The Guarani and the Iguaçu National Park

An Environmental History

by | Mar 29, 2015

The Iguazu/Iguaçu National Park spans the Argentine-Brazilian border, but the center of attention is the mighty Iguazu/Iguaçu Falls.

 

In September 2005, a group of 55 Guarani Indians occupied a forested section of the Iguaçu National Park in the state of Paraná in southern Brazil. You may recognize Iguaçu as a park and tourist destination on the Brazilian side of the famous Iguazu Falls. However, it also protects 400,000 acres of Atlantic forest, one of the last large continuous stretches of this endangered biome. The Guarani came from the overcrowded Ocoí reservation on the shores of the Itaipu reservoir, some twenty miles from the park where they lived. Chief Simão Tupã Vilialva said the group intended to use the occupation to pressure the Fundação Nacional do Índio (FUNAI), the Brazilian Agency for Indian Affairs, into solving their land shortage problem. Through the occupation of Brazil’s most visited national park, the Guarani demanded a solution for the dozens of families whose land was encroached by farmers and the Itaipu lake in the 570-acre Ocoí reservation.
+ + + +
§ Stated exercise 1
Can you repeat the Iguaçu park passage word for word, starting at "The Guarani and" and ending at "mighty Iguazu/Iguaçu Falls."?
§ Stated exercise 2
What comes next in the article on the Guarani and the Iguaçu National Park? Write its next part, picking up after the last sentence shown.

§ Annotated element lines
+ + + +
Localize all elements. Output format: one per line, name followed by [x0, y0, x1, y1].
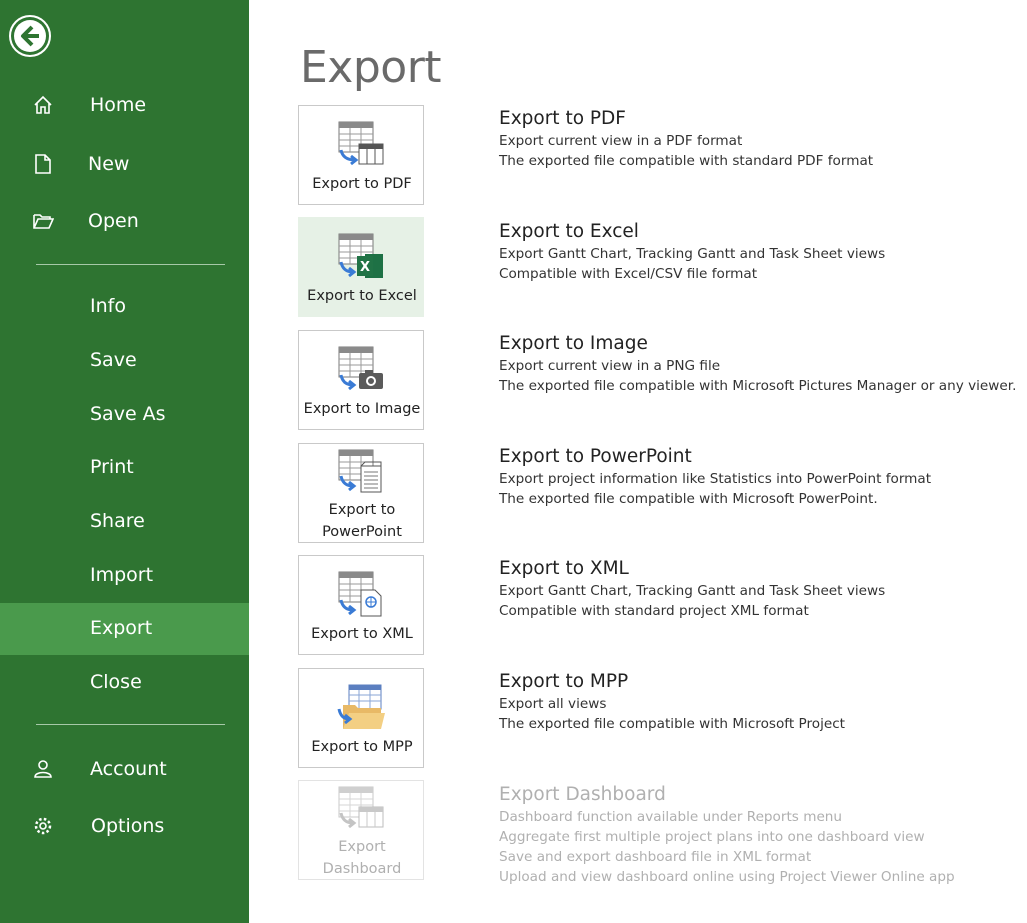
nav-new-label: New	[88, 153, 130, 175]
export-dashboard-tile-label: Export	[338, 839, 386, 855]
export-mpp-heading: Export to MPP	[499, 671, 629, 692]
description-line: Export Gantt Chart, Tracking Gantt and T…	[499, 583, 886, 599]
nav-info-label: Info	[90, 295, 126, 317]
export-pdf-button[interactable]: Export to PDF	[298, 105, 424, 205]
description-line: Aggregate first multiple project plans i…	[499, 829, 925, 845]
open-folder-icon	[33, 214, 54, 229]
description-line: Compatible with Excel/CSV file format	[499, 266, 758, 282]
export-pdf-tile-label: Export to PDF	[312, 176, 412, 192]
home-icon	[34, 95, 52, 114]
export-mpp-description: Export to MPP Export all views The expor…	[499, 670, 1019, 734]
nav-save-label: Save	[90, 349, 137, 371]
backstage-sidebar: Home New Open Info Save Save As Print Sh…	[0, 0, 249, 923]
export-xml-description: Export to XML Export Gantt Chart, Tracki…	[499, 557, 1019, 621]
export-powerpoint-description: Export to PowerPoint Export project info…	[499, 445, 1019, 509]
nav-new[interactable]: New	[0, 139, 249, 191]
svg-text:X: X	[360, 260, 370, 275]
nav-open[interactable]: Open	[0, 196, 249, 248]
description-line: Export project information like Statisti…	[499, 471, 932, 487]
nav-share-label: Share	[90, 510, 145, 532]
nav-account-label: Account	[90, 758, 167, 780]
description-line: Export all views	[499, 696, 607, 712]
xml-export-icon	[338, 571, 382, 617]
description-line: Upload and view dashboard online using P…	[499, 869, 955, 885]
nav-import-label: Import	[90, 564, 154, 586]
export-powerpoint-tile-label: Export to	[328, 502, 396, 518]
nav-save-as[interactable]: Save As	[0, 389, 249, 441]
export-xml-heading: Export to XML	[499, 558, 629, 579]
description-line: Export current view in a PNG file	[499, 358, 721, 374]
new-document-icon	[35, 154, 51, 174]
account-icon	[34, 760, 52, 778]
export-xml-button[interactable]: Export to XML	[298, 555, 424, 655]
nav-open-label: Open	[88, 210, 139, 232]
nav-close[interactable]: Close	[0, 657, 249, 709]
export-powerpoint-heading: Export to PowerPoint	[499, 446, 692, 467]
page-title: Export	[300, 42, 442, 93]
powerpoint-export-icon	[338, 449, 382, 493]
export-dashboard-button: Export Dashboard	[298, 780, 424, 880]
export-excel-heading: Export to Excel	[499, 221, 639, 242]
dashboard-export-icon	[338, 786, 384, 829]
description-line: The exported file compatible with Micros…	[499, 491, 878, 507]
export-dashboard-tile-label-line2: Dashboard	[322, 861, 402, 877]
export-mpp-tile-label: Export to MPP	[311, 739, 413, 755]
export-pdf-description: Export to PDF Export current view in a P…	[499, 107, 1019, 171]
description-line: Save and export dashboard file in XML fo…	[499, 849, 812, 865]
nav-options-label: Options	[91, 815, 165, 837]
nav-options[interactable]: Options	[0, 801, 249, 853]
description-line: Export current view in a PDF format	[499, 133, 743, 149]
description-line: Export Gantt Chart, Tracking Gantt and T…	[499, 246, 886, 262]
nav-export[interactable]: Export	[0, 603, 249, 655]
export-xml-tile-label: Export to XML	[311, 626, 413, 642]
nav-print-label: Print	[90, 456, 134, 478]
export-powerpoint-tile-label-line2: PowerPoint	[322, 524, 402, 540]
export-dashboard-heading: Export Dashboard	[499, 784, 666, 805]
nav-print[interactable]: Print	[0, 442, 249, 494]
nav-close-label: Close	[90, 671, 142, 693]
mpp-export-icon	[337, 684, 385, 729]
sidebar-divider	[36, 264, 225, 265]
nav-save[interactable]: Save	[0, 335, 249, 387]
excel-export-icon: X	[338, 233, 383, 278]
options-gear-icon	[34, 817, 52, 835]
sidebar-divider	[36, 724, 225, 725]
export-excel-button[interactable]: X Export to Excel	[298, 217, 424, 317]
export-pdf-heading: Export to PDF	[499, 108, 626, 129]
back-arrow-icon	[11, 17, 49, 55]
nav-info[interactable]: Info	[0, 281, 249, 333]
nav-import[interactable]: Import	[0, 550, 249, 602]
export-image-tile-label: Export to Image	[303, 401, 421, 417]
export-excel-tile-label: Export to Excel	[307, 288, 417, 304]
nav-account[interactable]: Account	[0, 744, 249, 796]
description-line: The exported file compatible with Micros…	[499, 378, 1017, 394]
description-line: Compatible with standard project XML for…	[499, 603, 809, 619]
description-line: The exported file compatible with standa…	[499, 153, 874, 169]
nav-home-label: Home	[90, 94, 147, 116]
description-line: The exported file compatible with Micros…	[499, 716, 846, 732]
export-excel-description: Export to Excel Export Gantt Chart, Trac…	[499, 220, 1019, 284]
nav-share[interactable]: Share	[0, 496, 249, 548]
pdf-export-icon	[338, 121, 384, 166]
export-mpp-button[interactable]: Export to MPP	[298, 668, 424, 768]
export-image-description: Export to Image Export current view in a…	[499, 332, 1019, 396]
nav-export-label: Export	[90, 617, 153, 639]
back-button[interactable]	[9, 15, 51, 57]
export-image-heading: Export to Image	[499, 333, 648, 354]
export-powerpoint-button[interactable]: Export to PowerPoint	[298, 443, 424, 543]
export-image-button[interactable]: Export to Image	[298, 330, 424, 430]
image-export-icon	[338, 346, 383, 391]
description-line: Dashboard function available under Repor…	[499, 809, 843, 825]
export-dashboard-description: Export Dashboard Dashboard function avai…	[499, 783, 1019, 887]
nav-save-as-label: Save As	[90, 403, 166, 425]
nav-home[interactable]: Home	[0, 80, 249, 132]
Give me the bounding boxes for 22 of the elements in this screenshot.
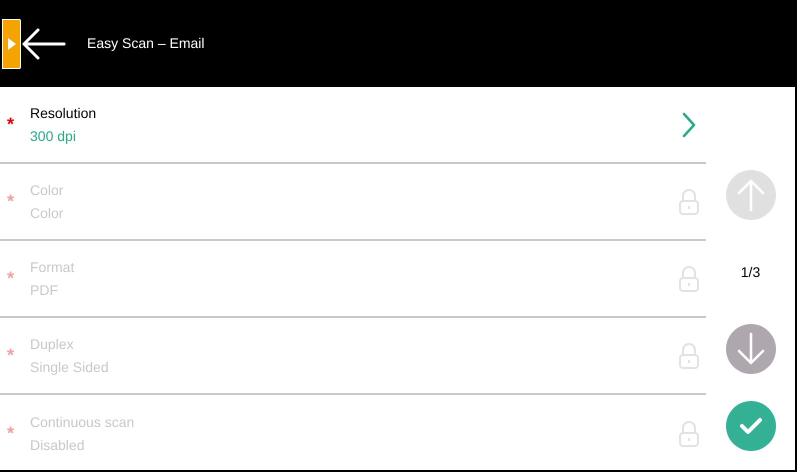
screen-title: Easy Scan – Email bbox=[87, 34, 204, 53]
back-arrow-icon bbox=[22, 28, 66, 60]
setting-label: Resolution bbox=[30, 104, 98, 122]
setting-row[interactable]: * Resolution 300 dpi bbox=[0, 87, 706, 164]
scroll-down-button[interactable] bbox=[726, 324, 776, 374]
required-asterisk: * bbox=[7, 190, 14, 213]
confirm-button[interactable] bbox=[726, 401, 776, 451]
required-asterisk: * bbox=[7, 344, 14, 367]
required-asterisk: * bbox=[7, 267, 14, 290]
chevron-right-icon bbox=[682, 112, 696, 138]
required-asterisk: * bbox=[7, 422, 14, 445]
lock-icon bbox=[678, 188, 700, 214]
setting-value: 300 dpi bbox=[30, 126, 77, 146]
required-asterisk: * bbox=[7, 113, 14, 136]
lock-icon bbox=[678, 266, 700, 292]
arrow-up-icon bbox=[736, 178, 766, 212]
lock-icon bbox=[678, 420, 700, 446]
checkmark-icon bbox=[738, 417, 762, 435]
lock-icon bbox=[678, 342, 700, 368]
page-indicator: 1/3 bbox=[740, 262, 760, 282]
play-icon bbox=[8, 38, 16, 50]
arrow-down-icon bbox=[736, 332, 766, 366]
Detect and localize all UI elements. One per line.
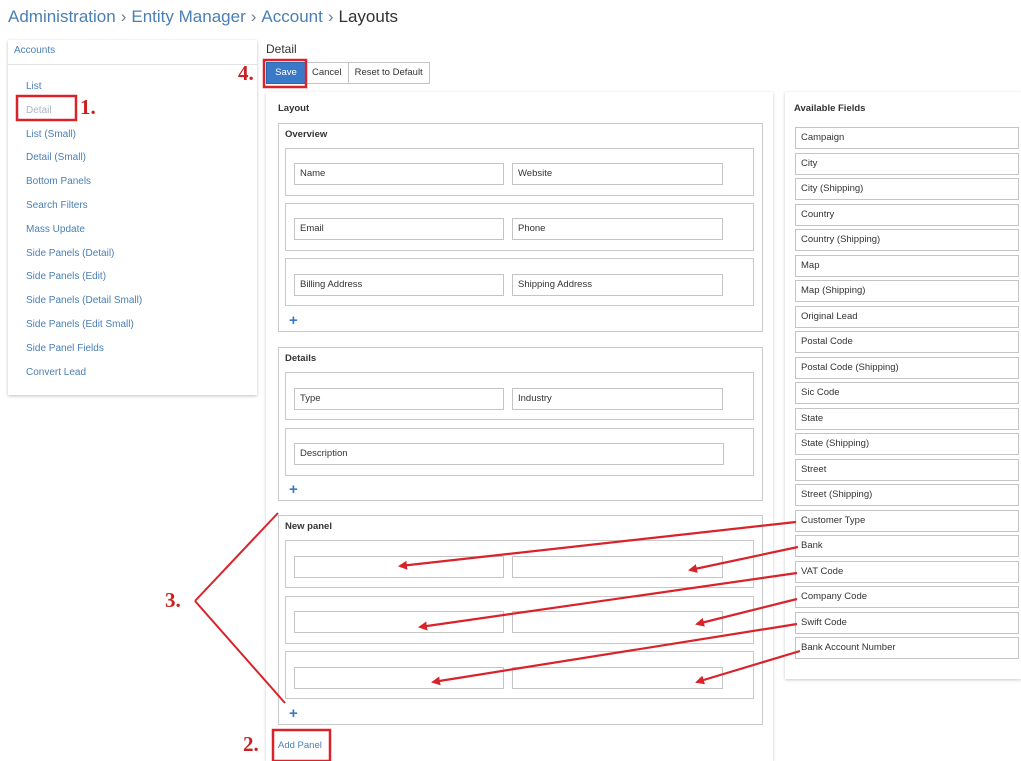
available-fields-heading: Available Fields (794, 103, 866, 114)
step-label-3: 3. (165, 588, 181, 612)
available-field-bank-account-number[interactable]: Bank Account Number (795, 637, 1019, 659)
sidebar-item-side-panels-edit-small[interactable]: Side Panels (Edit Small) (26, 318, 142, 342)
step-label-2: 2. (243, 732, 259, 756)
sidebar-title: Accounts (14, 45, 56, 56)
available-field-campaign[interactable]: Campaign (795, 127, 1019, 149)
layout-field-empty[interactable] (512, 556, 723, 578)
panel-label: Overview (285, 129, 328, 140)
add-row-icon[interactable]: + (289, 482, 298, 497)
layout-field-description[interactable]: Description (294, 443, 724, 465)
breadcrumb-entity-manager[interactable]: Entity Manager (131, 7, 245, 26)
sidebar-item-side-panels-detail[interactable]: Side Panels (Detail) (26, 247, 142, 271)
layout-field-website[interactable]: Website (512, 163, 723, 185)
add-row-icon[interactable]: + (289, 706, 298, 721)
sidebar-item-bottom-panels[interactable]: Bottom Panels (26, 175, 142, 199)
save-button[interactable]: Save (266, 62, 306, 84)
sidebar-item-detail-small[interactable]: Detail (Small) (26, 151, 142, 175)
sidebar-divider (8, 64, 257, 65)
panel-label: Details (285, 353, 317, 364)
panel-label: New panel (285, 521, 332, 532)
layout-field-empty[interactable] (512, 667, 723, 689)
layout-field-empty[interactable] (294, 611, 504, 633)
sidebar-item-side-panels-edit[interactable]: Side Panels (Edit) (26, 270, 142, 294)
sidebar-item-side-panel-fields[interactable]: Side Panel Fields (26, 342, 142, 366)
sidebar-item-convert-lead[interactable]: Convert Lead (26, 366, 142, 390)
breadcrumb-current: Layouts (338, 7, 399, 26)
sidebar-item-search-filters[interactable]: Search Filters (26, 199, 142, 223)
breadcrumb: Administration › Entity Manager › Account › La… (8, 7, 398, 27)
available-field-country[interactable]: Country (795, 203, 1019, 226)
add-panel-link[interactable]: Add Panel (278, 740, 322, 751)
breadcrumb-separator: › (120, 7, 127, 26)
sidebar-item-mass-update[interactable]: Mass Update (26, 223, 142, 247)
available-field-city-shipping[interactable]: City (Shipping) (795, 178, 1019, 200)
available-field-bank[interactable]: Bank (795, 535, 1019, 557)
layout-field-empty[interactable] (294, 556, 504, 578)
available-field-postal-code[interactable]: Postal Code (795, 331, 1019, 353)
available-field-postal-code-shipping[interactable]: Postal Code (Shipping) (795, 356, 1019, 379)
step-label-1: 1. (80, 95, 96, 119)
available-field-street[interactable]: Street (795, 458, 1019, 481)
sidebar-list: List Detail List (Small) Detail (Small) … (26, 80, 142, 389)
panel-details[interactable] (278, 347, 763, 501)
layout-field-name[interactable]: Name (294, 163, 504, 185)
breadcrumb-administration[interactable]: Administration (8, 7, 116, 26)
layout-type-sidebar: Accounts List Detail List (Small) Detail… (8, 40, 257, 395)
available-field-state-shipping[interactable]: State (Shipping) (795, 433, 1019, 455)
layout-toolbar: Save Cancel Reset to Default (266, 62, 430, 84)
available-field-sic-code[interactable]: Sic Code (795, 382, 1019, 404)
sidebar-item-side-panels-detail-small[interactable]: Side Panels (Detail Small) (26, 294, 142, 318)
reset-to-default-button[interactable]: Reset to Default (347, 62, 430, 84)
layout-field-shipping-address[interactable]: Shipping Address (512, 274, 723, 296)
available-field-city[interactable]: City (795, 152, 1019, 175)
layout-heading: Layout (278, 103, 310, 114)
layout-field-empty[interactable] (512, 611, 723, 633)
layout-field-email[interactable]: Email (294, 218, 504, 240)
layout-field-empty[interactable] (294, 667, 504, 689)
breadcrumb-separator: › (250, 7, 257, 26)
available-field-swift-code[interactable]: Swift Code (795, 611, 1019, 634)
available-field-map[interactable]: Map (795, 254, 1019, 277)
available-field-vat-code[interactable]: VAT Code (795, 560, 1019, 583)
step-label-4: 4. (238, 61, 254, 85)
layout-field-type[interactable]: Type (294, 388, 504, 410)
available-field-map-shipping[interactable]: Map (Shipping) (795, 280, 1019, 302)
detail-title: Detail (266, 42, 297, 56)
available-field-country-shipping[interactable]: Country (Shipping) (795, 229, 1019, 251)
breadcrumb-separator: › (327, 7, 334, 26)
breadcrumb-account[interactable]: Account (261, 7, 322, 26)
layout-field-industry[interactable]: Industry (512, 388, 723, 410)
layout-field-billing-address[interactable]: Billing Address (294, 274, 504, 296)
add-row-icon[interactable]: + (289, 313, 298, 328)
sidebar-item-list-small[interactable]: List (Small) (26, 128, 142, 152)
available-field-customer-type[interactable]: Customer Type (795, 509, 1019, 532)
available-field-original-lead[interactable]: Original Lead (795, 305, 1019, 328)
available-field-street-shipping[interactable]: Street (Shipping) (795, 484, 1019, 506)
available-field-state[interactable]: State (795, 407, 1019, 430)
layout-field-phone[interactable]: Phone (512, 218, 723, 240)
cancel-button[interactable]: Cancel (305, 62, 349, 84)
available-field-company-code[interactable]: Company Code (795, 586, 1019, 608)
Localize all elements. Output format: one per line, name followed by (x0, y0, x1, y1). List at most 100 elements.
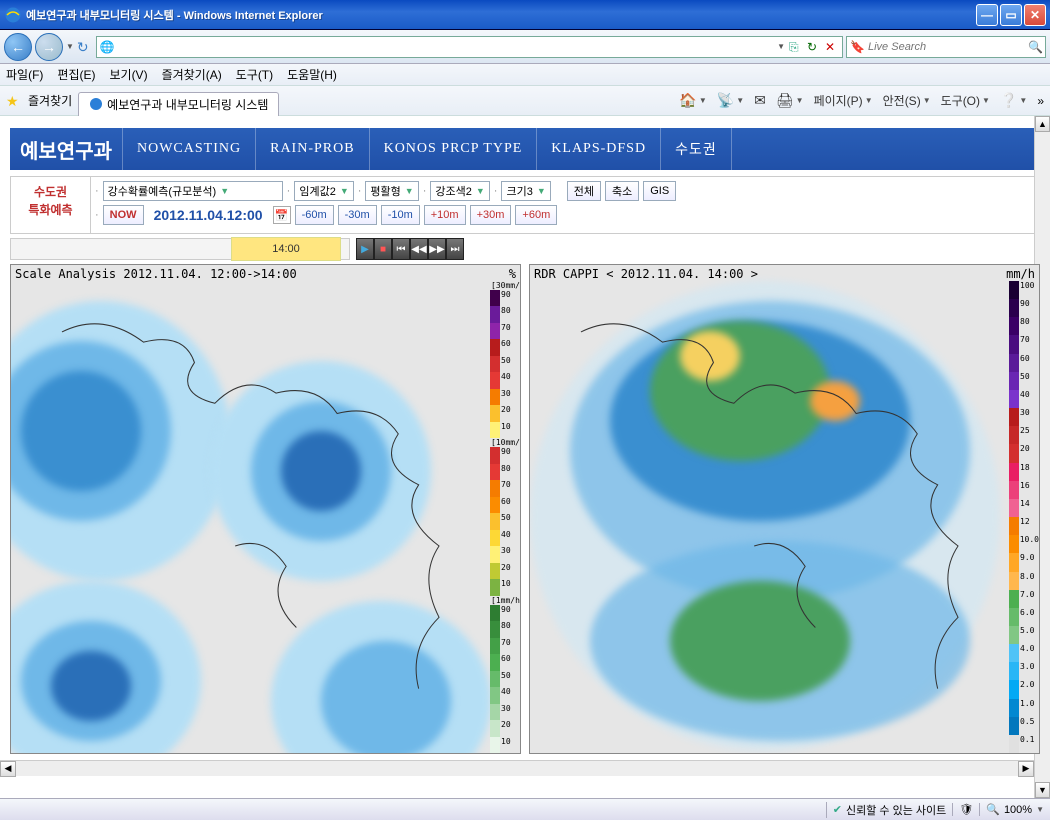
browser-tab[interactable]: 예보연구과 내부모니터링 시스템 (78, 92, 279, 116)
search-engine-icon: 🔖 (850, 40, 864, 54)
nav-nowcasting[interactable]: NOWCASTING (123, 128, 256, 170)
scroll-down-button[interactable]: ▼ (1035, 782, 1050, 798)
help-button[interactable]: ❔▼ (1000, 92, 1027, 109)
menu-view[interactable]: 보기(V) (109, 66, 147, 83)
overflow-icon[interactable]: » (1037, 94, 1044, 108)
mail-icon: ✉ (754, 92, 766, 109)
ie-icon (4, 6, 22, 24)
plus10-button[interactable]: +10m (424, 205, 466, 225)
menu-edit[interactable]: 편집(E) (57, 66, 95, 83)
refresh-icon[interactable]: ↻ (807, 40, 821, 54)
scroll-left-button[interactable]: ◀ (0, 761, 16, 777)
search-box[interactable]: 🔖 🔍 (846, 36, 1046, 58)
+ + + +
§ Expected answer 1
The Guarani and the Iguaçu National Park

An Environmental History

by | Mar 29, 2015

The Iguazu/Iguaçu National Park spans the Argentine-Brazilian border, but the center of attention is the mighty Iguazu/Iguaçu Falls.

§ Expected answer 2
The Guarani remained in the Iguaçu National Park for eighty days, only agreeing to leave after being promised by FUNAI officials to be taken to Guarapuava, headquarters for the FUNAI office for Western Paraná. They wanted a face-to-face meeting with FUNAI officials to present their demands for new land. FUNAI brought in a bus to transport the Guarani, but instead of heading to Guarapuava, the driver took them to another reservation, Tekohá Añetete, in Diamante do Oeste. There, FUNAI officials planned to cram the 55 Guarani in an existing and already overcrowded reservation shared with other indigenous groups. Perceiving FUNAI’s deception, the group led by Vilialva was infuriated. As they were getting off the bus, a clash took place between the Guarani and state officials; a police officer was shot with a Guarani arrow. Eventually Itaipu Binacional, the company behind the hydroeletric dam, decided to intervene and acquired a new 600-acre area adjacent to the Tekohá Añetete reservation providing land for some of the Guarani families from Ocoí.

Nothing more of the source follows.